■ **What you have to do**: Using the material below, copy every line where "log₁₀" appears.

The data start

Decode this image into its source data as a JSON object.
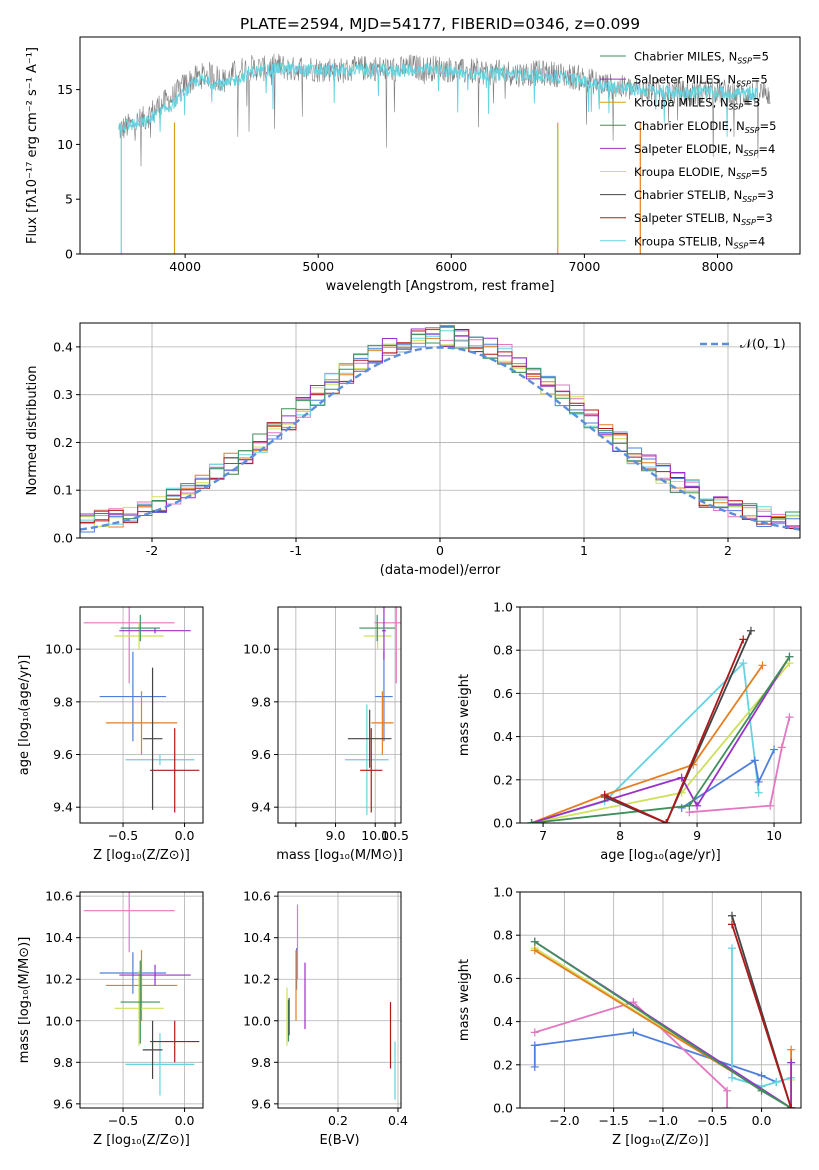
{
  "title": "PLATE=2594, MJD=54177, FIBERID=0346, z=0.099",
  "palette": [
    "#7f7f7f",
    "#e67e22",
    "#d4a017",
    "#3f8f5a",
    "#9b30c8",
    "#cfe05a",
    "#444444",
    "#b01818",
    "#66d3e0",
    "#e377c2",
    "#4f7fdc"
  ],
  "chart_data": [
    {
      "id": "spectrum",
      "type": "line",
      "title": "PLATE=2594, MJD=54177, FIBERID=0346, z=0.099",
      "xlabel": "wavelength [Angstrom, rest frame]",
      "ylabel": "Flux [fλ10⁻¹⁷ erg cm⁻² s⁻¹ A⁻¹]",
      "xlim": [
        3210,
        8620
      ],
      "ylim": [
        0,
        19.8
      ],
      "xticks": [
        4000,
        5000,
        6000,
        7000,
        8000
      ],
      "yticks": [
        0,
        5,
        10,
        15
      ],
      "grid": false,
      "legend_placement": "right",
      "legend": [
        {
          "label": "Chabrier MILES, N_SSP=5",
          "text": "Chabrier MILES, N",
          "sub": "SSP",
          "tail": "=5",
          "color": "#3f8f5a"
        },
        {
          "label": "Salpeter MILES, N_SSP=5",
          "text": "Salpeter MILES, N",
          "sub": "SSP",
          "tail": "=5",
          "color": "#9b30c8"
        },
        {
          "label": "Kroupa MILES, N_SSP=3",
          "text": "Kroupa MILES, N",
          "sub": "SSP",
          "tail": "=3",
          "color": "#d4a017"
        },
        {
          "label": "Chabrier ELODIE, N_SSP=5",
          "text": "Chabrier ELODIE, N",
          "sub": "SSP",
          "tail": "=5",
          "color": "#3f8f5a"
        },
        {
          "label": "Salpeter ELODIE, N_SSP=4",
          "text": "Salpeter ELODIE, N",
          "sub": "SSP",
          "tail": "=4",
          "color": "#9b30c8"
        },
        {
          "label": "Kroupa ELODIE, N_SSP=5",
          "text": "Kroupa ELODIE, N",
          "sub": "SSP",
          "tail": "=5",
          "color": "#cfe05a"
        },
        {
          "label": "Chabrier STELIB, N_SSP=3",
          "text": "Chabrier STELIB, N",
          "sub": "SSP",
          "tail": "=3",
          "color": "#444444"
        },
        {
          "label": "Salpeter STELIB, N_SSP=3",
          "text": "Salpeter STELIB, N",
          "sub": "SSP",
          "tail": "=3",
          "color": "#b01818"
        },
        {
          "label": "Kroupa STELIB, N_SSP=4",
          "text": "Kroupa STELIB, N",
          "sub": "SSP",
          "tail": "=4",
          "color": "#66d3e0"
        }
      ],
      "series": [
        {
          "color": "#7f7f7f",
          "x": [
            3500,
            3600,
            3700,
            3800,
            3900,
            4000,
            4100,
            4200,
            4300,
            4400,
            4500,
            4600,
            4700,
            4800,
            4900,
            5000,
            5100,
            5200,
            5300,
            5400,
            5500,
            5600,
            5700,
            5800,
            5900,
            6000,
            6100,
            6200,
            6300,
            6400,
            6500,
            6600,
            6700,
            6800,
            6900,
            7000,
            7100,
            7200,
            7300,
            7400,
            7500,
            7600,
            7700,
            7800,
            7900,
            8000,
            8100,
            8200,
            8300,
            8400
          ],
          "y": [
            11.3,
            11.8,
            12.4,
            13.5,
            14.2,
            15.5,
            16.2,
            16.4,
            15.8,
            16.8,
            17.0,
            16.9,
            17.2,
            16.8,
            17.1,
            16.8,
            16.9,
            16.7,
            16.9,
            17.0,
            16.9,
            16.8,
            17.1,
            16.9,
            17.0,
            16.8,
            16.6,
            16.7,
            16.5,
            16.6,
            16.4,
            16.5,
            16.5,
            16.4,
            16.2,
            16.0,
            15.6,
            15.3,
            15.1,
            15.0,
            14.9,
            14.8,
            14.8,
            14.6,
            14.8,
            14.9,
            14.7,
            14.5,
            14.7,
            14.6
          ]
        },
        {
          "color": "#66d3e0",
          "x": [
            3500,
            3700,
            3900,
            4100,
            4300,
            4500,
            4700,
            4900,
            5100,
            5300,
            5500,
            5700,
            5900,
            6100,
            6300,
            6500,
            6700,
            6900,
            7100,
            7300,
            7500,
            7700,
            7900,
            8100,
            8300
          ],
          "y": [
            11.6,
            12.0,
            13.6,
            15.9,
            15.4,
            16.6,
            16.9,
            16.8,
            16.7,
            16.8,
            16.7,
            16.8,
            16.8,
            16.5,
            16.4,
            16.4,
            16.3,
            16.0,
            15.4,
            15.1,
            14.9,
            14.7,
            14.8,
            14.7,
            14.6
          ]
        }
      ],
      "vlines": [
        {
          "x": 3520,
          "color": "#66d3e0"
        },
        {
          "x": 3920,
          "color": "#d4a017"
        },
        {
          "x": 6800,
          "color": "#d4a017"
        },
        {
          "x": 7420,
          "color": "#e67e22"
        }
      ]
    },
    {
      "id": "residuals",
      "type": "histogram",
      "xlabel": "(data-model)/error",
      "ylabel": "Normed distribution",
      "xlim": [
        -2.5,
        2.5
      ],
      "ylim": [
        0,
        0.45
      ],
      "xticks": [
        -2,
        -1,
        0,
        1,
        2
      ],
      "yticks": [
        0.0,
        0.1,
        0.2,
        0.3,
        0.4
      ],
      "grid": true,
      "legend_placement": "top-right",
      "legend": [
        {
          "label": "𝒩(0, 1)",
          "color": "#5b8fdc"
        }
      ],
      "bin_width": 0.1,
      "series": [
        {
          "color": "#4f7fdc"
        },
        {
          "color": "#e67e22"
        },
        {
          "color": "#e377c2"
        },
        {
          "color": "#cfe05a"
        },
        {
          "color": "#66d3e0"
        },
        {
          "color": "#b01818"
        },
        {
          "color": "#9b30c8"
        },
        {
          "color": "#3f8f5a"
        }
      ],
      "curve": {
        "label": "𝒩(0, 1)",
        "mean": 0,
        "sigma": 1,
        "color": "#5b8fdc"
      }
    },
    {
      "id": "age-vs-z",
      "type": "errorbar",
      "xlabel": "Z [log₁₀(Z/Z⊙)]",
      "ylabel": "age  [log₁₀(age/yr)]",
      "xlim": [
        -0.85,
        0.15
      ],
      "ylim": [
        9.34,
        10.16
      ],
      "xticks": [
        -0.5,
        0.0
      ],
      "xticklabels": [
        "−0.5",
        "0.0"
      ],
      "yticks": [
        9.4,
        9.6,
        9.8,
        10.0
      ],
      "grid": true,
      "points": [
        {
          "x": -0.42,
          "y": 9.82,
          "xerr": 0.27,
          "yerr": 0.17,
          "color": "#4f7fdc"
        },
        {
          "x": -0.35,
          "y": 9.72,
          "xerr": 0.29,
          "yerr": 0.12,
          "color": "#e67e22"
        },
        {
          "x": -0.45,
          "y": 10.1,
          "xerr": 0.37,
          "yerr": 0.23,
          "color": "#e377c2"
        },
        {
          "x": -0.37,
          "y": 10.05,
          "xerr": 0.2,
          "yerr": 0.05,
          "color": "#cfe05a"
        },
        {
          "x": -0.2,
          "y": 9.58,
          "xerr": 0.28,
          "yerr": 0.02,
          "color": "#66d3e0"
        },
        {
          "x": -0.08,
          "y": 9.54,
          "xerr": 0.2,
          "yerr": 0.16,
          "color": "#b01818"
        },
        {
          "x": -0.24,
          "y": 10.07,
          "xerr": 0.29,
          "yerr": 0.01,
          "color": "#9b30c8"
        },
        {
          "x": -0.36,
          "y": 10.08,
          "xerr": 0.16,
          "yerr": 0.05,
          "color": "#3f8f5a"
        },
        {
          "x": -0.26,
          "y": 9.66,
          "xerr": 0.08,
          "yerr": 0.27,
          "color": "#444444"
        }
      ]
    },
    {
      "id": "age-vs-mass",
      "type": "errorbar",
      "xlabel": "mass [log₁₀(M/M⊙)]",
      "ylabel": "",
      "xlim": [
        7.55,
        10.65
      ],
      "ylim": [
        9.34,
        10.16
      ],
      "xticks": [
        8,
        9,
        10,
        10.5
      ],
      "xticklabels": [
        "",
        "9.0",
        "10.0",
        "10.5"
      ],
      "yticks": [
        9.4,
        9.6,
        9.8,
        10.0
      ],
      "grid": true,
      "points": [
        {
          "x": 10.22,
          "y": 9.82,
          "xerr": 0.22,
          "yerr": 0.17,
          "color": "#4f7fdc"
        },
        {
          "x": 10.18,
          "y": 9.72,
          "xerr": 0.28,
          "yerr": 0.12,
          "color": "#e67e22"
        },
        {
          "x": 10.53,
          "y": 10.1,
          "xerr": 0.55,
          "yerr": 0.23,
          "color": "#e377c2"
        },
        {
          "x": 10.06,
          "y": 10.05,
          "xerr": 0.35,
          "yerr": 0.05,
          "color": "#cfe05a"
        },
        {
          "x": 9.79,
          "y": 9.58,
          "xerr": 0.55,
          "yerr": 0.21,
          "color": "#66d3e0"
        },
        {
          "x": 9.9,
          "y": 9.54,
          "xerr": 0.28,
          "yerr": 0.16,
          "color": "#b01818"
        },
        {
          "x": 10.22,
          "y": 10.07,
          "xerr": 0.05,
          "yerr": 0.11,
          "color": "#9b30c8"
        },
        {
          "x": 10.05,
          "y": 10.08,
          "xerr": 0.45,
          "yerr": 0.05,
          "color": "#3f8f5a"
        },
        {
          "x": 9.86,
          "y": 9.66,
          "xerr": 0.55,
          "yerr": 0.11,
          "color": "#444444"
        }
      ]
    },
    {
      "id": "weight-vs-age",
      "type": "line",
      "xlabel": "age  [log₁₀(age/yr)]",
      "ylabel": "mass weight",
      "xlim": [
        6.7,
        10.35
      ],
      "ylim": [
        0,
        1.0
      ],
      "xticks": [
        7,
        8,
        9,
        10
      ],
      "yticks": [
        0.0,
        0.2,
        0.4,
        0.6,
        0.8,
        1.0
      ],
      "grid": true,
      "series": [
        {
          "color": "#66d3e0",
          "x": [
            6.85,
            7.8,
            9.6,
            9.8
          ],
          "y": [
            0.0,
            0.1,
            0.74,
            0.14
          ]
        },
        {
          "color": "#4f7fdc",
          "x": [
            8.8,
            9.75,
            9.8,
            10.0
          ],
          "y": [
            0.07,
            0.29,
            0.19,
            0.34
          ]
        },
        {
          "color": "#e67e22",
          "x": [
            6.85,
            7.8,
            8.95,
            9.85
          ],
          "y": [
            0.0,
            0.13,
            0.27,
            0.73
          ]
        },
        {
          "color": "#e377c2",
          "x": [
            8.9,
            9.95,
            10.1,
            10.2
          ],
          "y": [
            0.05,
            0.08,
            0.35,
            0.49
          ]
        },
        {
          "color": "#cfe05a",
          "x": [
            6.85,
            8.8,
            10.2
          ],
          "y": [
            0.0,
            0.14,
            0.74
          ]
        },
        {
          "color": "#9b30c8",
          "x": [
            6.85,
            8.8,
            9.0,
            10.2
          ],
          "y": [
            0.0,
            0.21,
            0.08,
            0.77
          ]
        },
        {
          "color": "#3f8f5a",
          "x": [
            6.85,
            8.9,
            10.2
          ],
          "y": [
            0.0,
            0.08,
            0.77
          ]
        },
        {
          "color": "#444444",
          "x": [
            7.8,
            8.6,
            9.7
          ],
          "y": [
            0.12,
            0.0,
            0.89
          ]
        },
        {
          "color": "#b01818",
          "x": [
            7.8,
            8.6,
            9.6
          ],
          "y": [
            0.13,
            0.0,
            0.85
          ]
        }
      ]
    },
    {
      "id": "mass-vs-z",
      "type": "errorbar",
      "xlabel": "Z [log₁₀(Z/Z⊙)]",
      "ylabel": "mass [log₁₀(M/M⊙)]",
      "xlim": [
        -0.85,
        0.15
      ],
      "ylim": [
        9.58,
        10.62
      ],
      "xticks": [
        -0.5,
        0.0
      ],
      "xticklabels": [
        "−0.5",
        "0.0"
      ],
      "yticks": [
        9.6,
        9.8,
        10.0,
        10.2,
        10.4,
        10.6
      ],
      "grid": true,
      "points": [
        {
          "x": -0.42,
          "y": 10.23,
          "xerr": 0.27,
          "yerr": 0.1,
          "color": "#4f7fdc"
        },
        {
          "x": -0.35,
          "y": 10.17,
          "xerr": 0.29,
          "yerr": 0.17,
          "color": "#e67e22"
        },
        {
          "x": -0.45,
          "y": 10.53,
          "xerr": 0.37,
          "yerr": 0.2,
          "color": "#e377c2"
        },
        {
          "x": -0.37,
          "y": 10.06,
          "xerr": 0.2,
          "yerr": 0.18,
          "color": "#cfe05a"
        },
        {
          "x": -0.2,
          "y": 9.79,
          "xerr": 0.28,
          "yerr": 0.15,
          "color": "#66d3e0"
        },
        {
          "x": -0.08,
          "y": 9.9,
          "xerr": 0.2,
          "yerr": 0.1,
          "color": "#b01818"
        },
        {
          "x": -0.24,
          "y": 10.22,
          "xerr": 0.29,
          "yerr": 0.05,
          "color": "#9b30c8"
        },
        {
          "x": -0.36,
          "y": 10.09,
          "xerr": 0.16,
          "yerr": 0.2,
          "color": "#3f8f5a"
        },
        {
          "x": -0.26,
          "y": 9.86,
          "xerr": 0.08,
          "yerr": 0.14,
          "color": "#444444"
        }
      ]
    },
    {
      "id": "mass-vs-ebv",
      "type": "errorbar",
      "xlabel": "E(B-V)",
      "ylabel": "",
      "xlim": [
        0.0,
        0.41
      ],
      "ylim": [
        9.58,
        10.62
      ],
      "xticks": [
        0.2,
        0.4
      ],
      "xticklabels": [
        "0.2",
        "0.4"
      ],
      "yticks": [
        9.6,
        9.8,
        10.0,
        10.2,
        10.4,
        10.6
      ],
      "grid": true,
      "points": [
        {
          "x": 0.062,
          "y": 10.25,
          "xerr": 0,
          "yerr": 0.1,
          "color": "#4f7fdc"
        },
        {
          "x": 0.06,
          "y": 10.17,
          "xerr": 0,
          "yerr": 0.17,
          "color": "#e67e22"
        },
        {
          "x": 0.065,
          "y": 10.38,
          "xerr": 0,
          "yerr": 0.18,
          "color": "#e377c2"
        },
        {
          "x": 0.03,
          "y": 10.02,
          "xerr": 0,
          "yerr": 0.14,
          "color": "#cfe05a"
        },
        {
          "x": 0.39,
          "y": 9.76,
          "xerr": 0,
          "yerr": 0.14,
          "color": "#66d3e0"
        },
        {
          "x": 0.375,
          "y": 9.93,
          "xerr": 0,
          "yerr": 0.16,
          "color": "#b01818"
        },
        {
          "x": 0.09,
          "y": 10.12,
          "xerr": 0,
          "yerr": 0.16,
          "color": "#9b30c8"
        },
        {
          "x": 0.035,
          "y": 10.0,
          "xerr": 0,
          "yerr": 0.1,
          "color": "#3f8f5a"
        },
        {
          "x": 0.037,
          "y": 10.02,
          "xerr": 0,
          "yerr": 0.09,
          "color": "#444444"
        }
      ]
    },
    {
      "id": "weight-vs-z",
      "type": "line",
      "xlabel": "Z [log₁₀(Z/Z⊙)]",
      "ylabel": "mass weight",
      "xlim": [
        -2.45,
        0.4
      ],
      "ylim": [
        0,
        1.0
      ],
      "xticks": [
        -2.0,
        -1.5,
        -1.0,
        -0.5,
        0.0
      ],
      "xticklabels": [
        "−2.0",
        "−1.5",
        "−1.0",
        "−0.5",
        "0.0"
      ],
      "yticks": [
        0.0,
        0.2,
        0.4,
        0.6,
        0.8,
        1.0
      ],
      "grid": true,
      "series": [
        {
          "color": "#4f7fdc",
          "x": [
            -2.3,
            -2.3,
            -1.3,
            0.0,
            0.15
          ],
          "y": [
            0.19,
            0.29,
            0.35,
            0.15,
            0.12
          ]
        },
        {
          "color": "#e377c2",
          "x": [
            -2.3,
            -1.3,
            -0.35,
            -0.35
          ],
          "y": [
            0.35,
            0.49,
            0.08,
            0.0
          ]
        },
        {
          "color": "#66d3e0",
          "x": [
            -0.3,
            -0.3,
            0.0,
            0.15,
            0.3
          ],
          "y": [
            0.74,
            0.14,
            0.1,
            0.12,
            0.14
          ]
        },
        {
          "color": "#cfe05a",
          "x": [
            -2.3,
            0.3,
            0.3
          ],
          "y": [
            0.74,
            0.0,
            0.13
          ]
        },
        {
          "color": "#e67e22",
          "x": [
            -2.3,
            0.3,
            0.3
          ],
          "y": [
            0.73,
            0.0,
            0.27
          ]
        },
        {
          "color": "#9b30c8",
          "x": [
            -2.3,
            0.3,
            0.3
          ],
          "y": [
            0.77,
            0.0,
            0.21
          ]
        },
        {
          "color": "#3f8f5a",
          "x": [
            -2.3,
            0.0,
            0.3
          ],
          "y": [
            0.77,
            0.08,
            0.0
          ]
        },
        {
          "color": "#444444",
          "x": [
            -0.3,
            0.3
          ],
          "y": [
            0.89,
            0.0
          ]
        },
        {
          "color": "#b01818",
          "x": [
            -0.3,
            0.3
          ],
          "y": [
            0.85,
            0.0
          ]
        }
      ]
    }
  ]
}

The data end

■ **Reply**:
      "xlabel": "Z [log₁₀(Z/Z⊙)]",
      "ylabel": "age  [log₁₀(age/yr)]",
      "xlabel": "mass [log₁₀(M/M⊙)]",
      "xlabel": "age  [log₁₀(age/yr)]",
      "xlabel": "Z [log₁₀(Z/Z⊙)]",
      "ylabel": "mass [log₁₀(M/M⊙)]",
      "xlabel": "Z [log₁₀(Z/Z⊙)]",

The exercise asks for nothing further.